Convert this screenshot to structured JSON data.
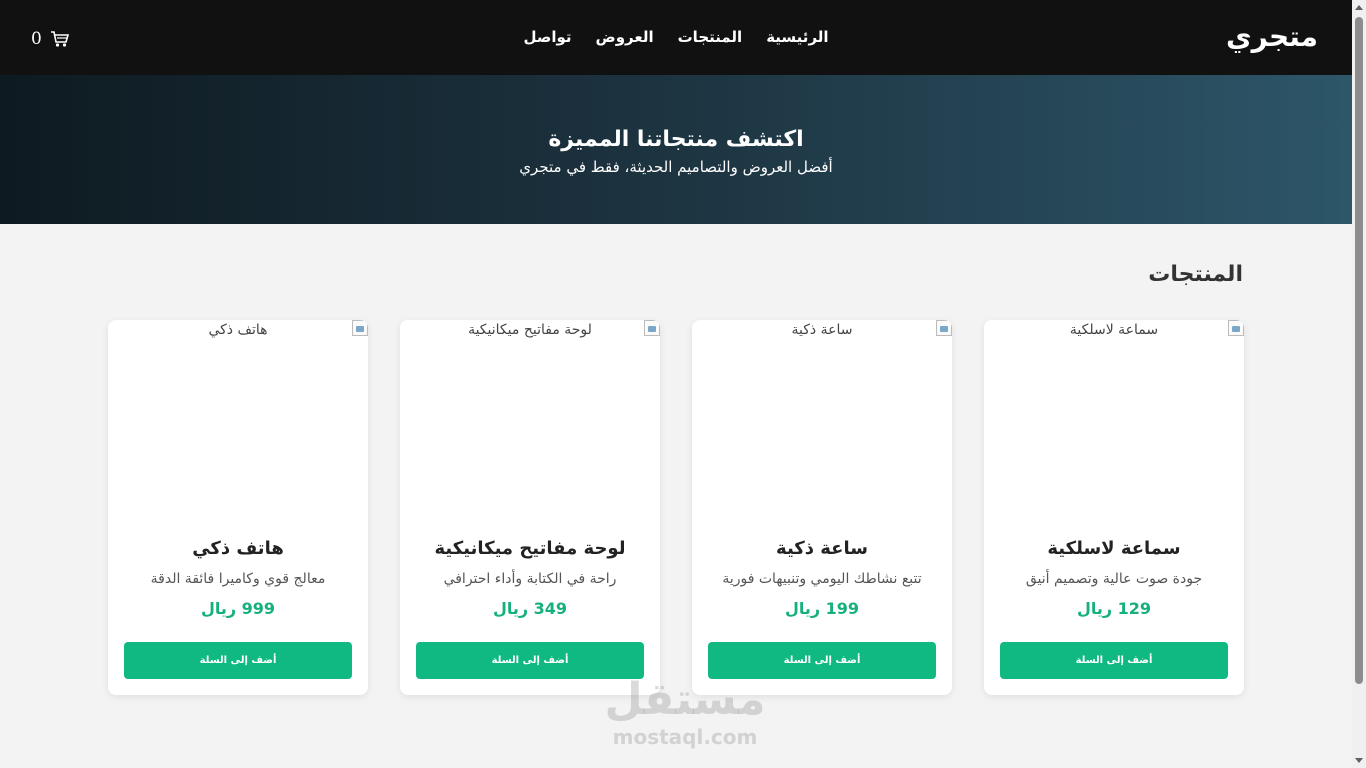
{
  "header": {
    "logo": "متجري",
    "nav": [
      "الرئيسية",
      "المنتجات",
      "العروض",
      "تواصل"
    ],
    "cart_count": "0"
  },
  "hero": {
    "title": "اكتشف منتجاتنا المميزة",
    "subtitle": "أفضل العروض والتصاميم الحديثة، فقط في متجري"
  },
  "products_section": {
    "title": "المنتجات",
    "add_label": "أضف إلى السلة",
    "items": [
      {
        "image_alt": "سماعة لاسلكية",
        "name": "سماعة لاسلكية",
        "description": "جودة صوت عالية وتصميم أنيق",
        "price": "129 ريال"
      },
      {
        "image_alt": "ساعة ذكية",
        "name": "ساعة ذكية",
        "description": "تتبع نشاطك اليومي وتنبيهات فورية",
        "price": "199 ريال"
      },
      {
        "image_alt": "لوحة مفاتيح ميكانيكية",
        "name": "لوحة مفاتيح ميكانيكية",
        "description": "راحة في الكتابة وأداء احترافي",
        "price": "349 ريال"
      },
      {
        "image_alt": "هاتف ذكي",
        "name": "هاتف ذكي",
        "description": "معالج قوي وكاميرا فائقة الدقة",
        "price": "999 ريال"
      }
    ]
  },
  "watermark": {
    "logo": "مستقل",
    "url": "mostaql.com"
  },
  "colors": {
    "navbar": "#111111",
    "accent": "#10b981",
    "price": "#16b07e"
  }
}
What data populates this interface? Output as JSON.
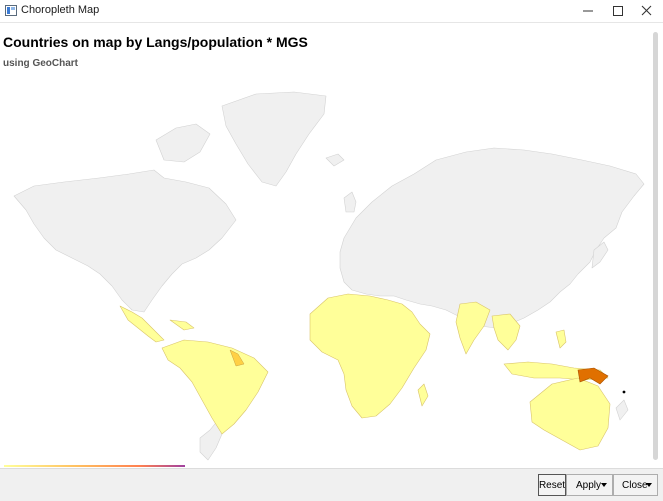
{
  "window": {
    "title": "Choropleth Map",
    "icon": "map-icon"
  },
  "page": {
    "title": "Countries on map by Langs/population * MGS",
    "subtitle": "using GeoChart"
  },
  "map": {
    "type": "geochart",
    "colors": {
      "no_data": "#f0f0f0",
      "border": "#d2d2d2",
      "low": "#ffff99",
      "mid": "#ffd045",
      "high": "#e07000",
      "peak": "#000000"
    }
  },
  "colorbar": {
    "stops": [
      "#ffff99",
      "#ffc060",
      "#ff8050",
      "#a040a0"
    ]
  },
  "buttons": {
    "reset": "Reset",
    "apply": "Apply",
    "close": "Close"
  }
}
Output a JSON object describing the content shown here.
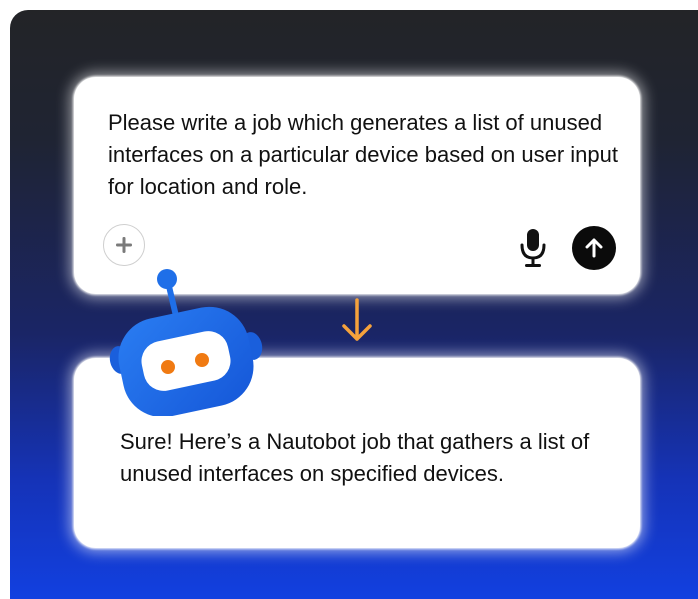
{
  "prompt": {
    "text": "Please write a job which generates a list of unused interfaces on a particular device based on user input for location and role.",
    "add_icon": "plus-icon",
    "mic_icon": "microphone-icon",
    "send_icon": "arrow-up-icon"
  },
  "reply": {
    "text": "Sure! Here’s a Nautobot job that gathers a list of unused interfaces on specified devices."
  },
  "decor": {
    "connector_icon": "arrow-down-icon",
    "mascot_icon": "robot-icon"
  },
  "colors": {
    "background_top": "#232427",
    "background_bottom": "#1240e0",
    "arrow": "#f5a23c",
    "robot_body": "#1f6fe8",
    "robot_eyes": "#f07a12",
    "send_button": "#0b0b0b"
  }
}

--

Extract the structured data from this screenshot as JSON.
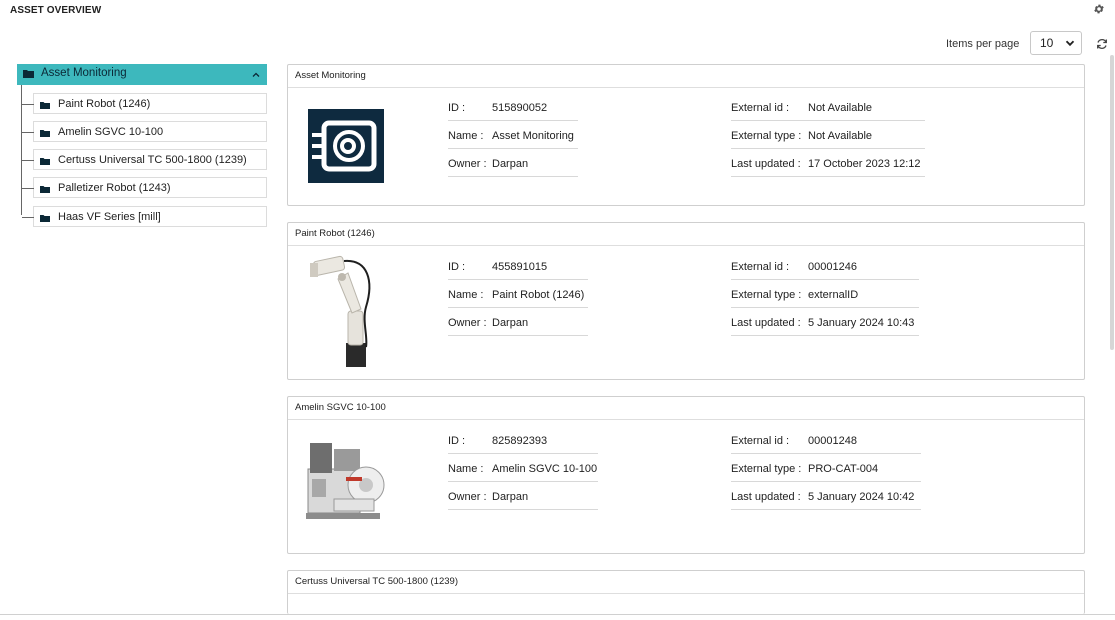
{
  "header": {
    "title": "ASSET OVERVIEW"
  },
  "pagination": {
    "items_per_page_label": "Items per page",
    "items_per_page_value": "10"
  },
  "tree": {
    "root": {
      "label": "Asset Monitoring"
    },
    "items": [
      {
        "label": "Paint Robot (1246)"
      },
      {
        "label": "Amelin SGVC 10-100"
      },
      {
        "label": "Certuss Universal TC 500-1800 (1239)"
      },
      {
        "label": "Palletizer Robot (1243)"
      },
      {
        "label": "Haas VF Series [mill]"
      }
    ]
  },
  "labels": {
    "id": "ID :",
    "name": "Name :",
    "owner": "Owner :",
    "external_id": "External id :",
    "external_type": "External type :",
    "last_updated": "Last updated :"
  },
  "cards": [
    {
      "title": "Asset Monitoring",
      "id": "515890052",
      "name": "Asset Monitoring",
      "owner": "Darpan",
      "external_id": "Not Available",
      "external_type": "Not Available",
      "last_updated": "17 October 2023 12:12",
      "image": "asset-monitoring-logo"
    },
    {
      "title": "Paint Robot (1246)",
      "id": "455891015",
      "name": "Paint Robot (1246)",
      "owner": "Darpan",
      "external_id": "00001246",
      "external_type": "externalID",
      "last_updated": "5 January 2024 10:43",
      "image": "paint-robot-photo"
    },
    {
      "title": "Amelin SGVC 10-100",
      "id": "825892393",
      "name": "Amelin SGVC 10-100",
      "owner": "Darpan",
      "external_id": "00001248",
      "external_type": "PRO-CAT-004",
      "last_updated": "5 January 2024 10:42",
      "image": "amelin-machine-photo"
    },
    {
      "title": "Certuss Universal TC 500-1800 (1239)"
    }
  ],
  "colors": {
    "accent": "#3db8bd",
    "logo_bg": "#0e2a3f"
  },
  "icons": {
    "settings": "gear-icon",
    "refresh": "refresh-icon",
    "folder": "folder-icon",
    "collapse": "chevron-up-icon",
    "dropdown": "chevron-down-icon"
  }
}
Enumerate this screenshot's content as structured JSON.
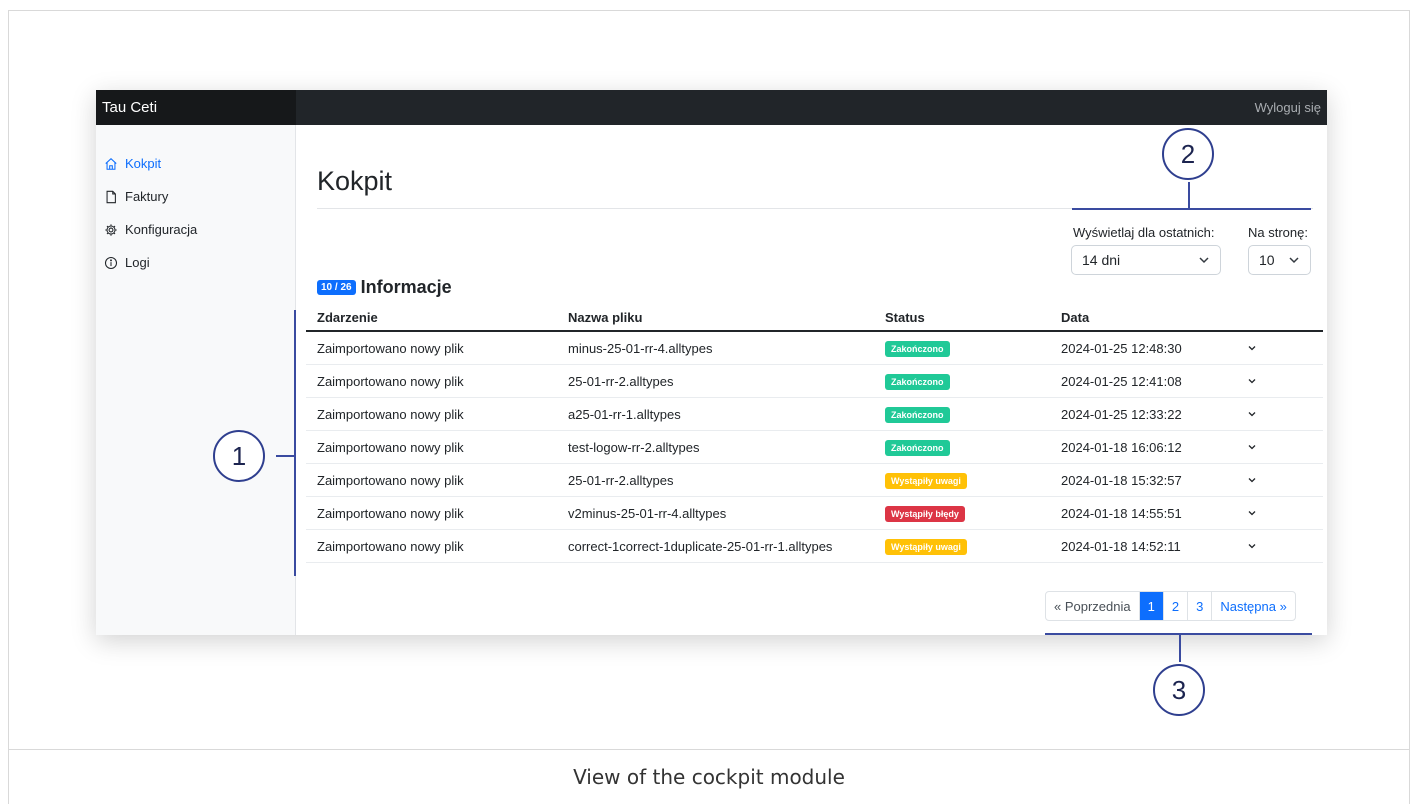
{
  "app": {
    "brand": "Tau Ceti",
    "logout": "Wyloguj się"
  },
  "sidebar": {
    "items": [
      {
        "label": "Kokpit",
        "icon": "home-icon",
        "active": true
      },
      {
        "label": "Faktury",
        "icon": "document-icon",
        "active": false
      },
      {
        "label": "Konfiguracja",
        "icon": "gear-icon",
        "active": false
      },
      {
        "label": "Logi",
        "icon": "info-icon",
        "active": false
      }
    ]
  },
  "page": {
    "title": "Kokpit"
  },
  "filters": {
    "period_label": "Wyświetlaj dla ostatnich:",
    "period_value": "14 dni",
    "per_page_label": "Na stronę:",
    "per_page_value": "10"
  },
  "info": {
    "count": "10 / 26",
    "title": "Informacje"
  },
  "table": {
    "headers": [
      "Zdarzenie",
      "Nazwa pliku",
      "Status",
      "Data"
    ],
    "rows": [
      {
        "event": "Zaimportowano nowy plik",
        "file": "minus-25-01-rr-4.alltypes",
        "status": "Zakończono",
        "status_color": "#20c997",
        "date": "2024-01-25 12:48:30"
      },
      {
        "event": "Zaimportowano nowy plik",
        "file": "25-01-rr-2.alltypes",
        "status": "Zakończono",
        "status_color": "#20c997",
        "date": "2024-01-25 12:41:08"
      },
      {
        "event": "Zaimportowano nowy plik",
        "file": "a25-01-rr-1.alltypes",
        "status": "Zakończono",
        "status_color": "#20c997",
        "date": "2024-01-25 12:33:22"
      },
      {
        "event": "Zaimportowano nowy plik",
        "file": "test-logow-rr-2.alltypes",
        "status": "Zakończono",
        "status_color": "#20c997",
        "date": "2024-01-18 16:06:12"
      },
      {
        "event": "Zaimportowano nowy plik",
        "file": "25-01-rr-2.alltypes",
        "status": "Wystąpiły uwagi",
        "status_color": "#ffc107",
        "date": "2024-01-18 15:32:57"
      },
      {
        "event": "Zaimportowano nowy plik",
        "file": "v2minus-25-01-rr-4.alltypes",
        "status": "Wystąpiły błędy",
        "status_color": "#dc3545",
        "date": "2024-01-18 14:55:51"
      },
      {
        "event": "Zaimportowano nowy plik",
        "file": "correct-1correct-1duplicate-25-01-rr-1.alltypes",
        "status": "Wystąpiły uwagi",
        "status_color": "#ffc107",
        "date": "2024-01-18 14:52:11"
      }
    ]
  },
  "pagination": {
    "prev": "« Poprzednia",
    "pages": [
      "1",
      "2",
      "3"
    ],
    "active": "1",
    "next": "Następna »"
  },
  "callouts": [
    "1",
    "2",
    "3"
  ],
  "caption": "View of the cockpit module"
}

--

From the listing above, copy every line that holds the string "January".

* ANSWER
      "last_updated": "5 January 2024 10:43",
      "last_updated": "5 January 2024 10:42",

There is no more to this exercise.